>> begin Records to process

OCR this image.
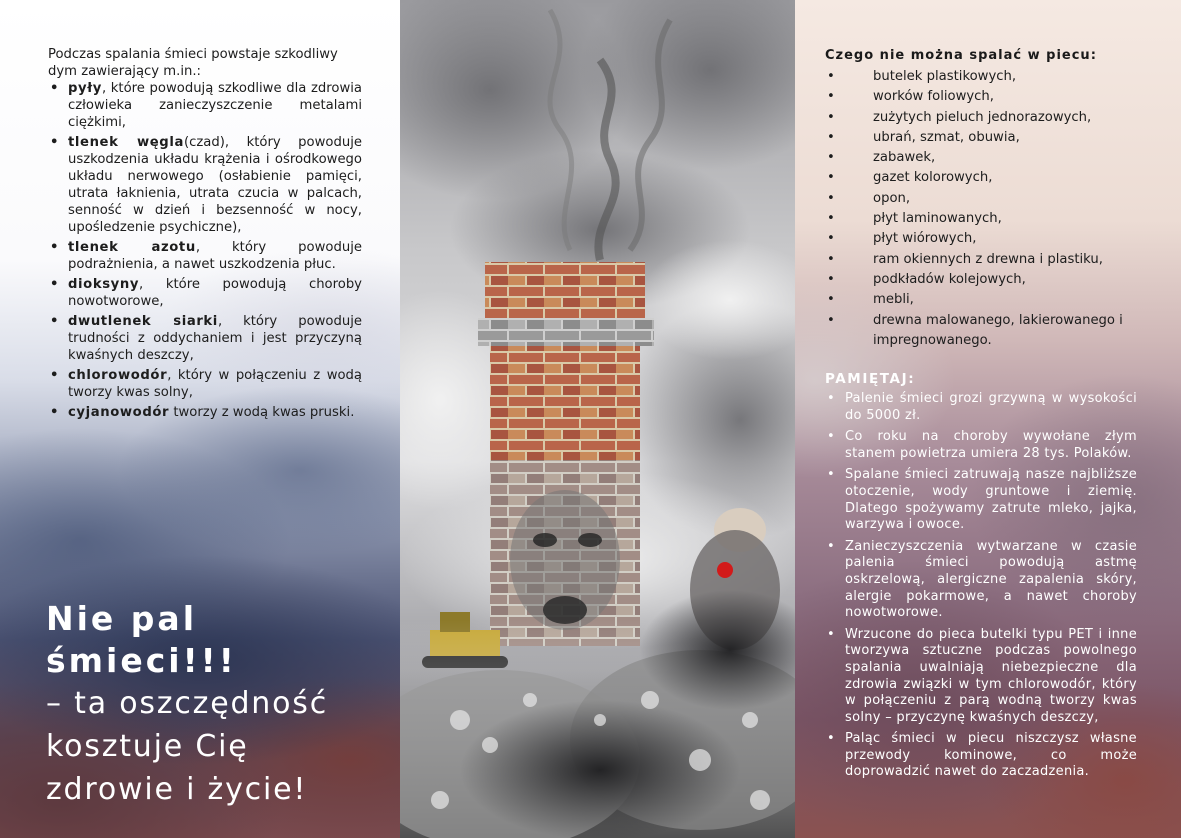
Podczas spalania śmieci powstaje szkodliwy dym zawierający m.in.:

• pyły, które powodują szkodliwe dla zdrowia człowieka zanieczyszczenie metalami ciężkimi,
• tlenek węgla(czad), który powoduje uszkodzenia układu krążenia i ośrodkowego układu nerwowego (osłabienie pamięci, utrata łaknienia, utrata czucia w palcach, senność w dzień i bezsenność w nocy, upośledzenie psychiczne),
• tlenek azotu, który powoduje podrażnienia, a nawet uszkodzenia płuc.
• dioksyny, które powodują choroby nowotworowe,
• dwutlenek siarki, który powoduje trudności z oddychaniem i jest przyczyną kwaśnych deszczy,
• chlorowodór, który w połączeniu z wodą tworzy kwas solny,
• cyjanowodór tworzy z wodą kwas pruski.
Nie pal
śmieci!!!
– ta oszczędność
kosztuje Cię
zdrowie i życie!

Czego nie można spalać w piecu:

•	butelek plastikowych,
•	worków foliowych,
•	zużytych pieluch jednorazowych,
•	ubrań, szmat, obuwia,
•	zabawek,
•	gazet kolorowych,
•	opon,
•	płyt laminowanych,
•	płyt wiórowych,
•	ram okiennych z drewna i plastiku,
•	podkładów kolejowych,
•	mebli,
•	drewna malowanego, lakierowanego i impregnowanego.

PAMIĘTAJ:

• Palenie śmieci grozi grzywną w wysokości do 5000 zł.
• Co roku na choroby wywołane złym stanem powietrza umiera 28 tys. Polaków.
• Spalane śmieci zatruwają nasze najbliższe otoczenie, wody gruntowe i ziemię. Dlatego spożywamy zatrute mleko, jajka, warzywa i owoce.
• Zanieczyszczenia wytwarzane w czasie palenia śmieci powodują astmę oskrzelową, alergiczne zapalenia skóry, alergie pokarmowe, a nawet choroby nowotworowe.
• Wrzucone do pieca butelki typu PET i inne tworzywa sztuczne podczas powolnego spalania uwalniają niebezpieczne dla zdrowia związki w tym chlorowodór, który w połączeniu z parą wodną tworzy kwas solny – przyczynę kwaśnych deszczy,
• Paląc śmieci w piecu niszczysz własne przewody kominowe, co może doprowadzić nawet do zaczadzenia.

>> end Records to process

Required work -> Find every line in the records above that holds the word "uszkodzenia", and copy each one.

Response to this task ->
• tlenek węgla(czad), który powoduje uszkodzenia układu krążenia i ośrodkowego układu nerwowego (osłabienie pamięci, utrata łaknienia, utrata czucia w palcach, senność w dzień i bezsenność w nocy, upośledzenie psychiczne),
• tlenek azotu, który powoduje podrażnienia, a nawet uszkodzenia płuc.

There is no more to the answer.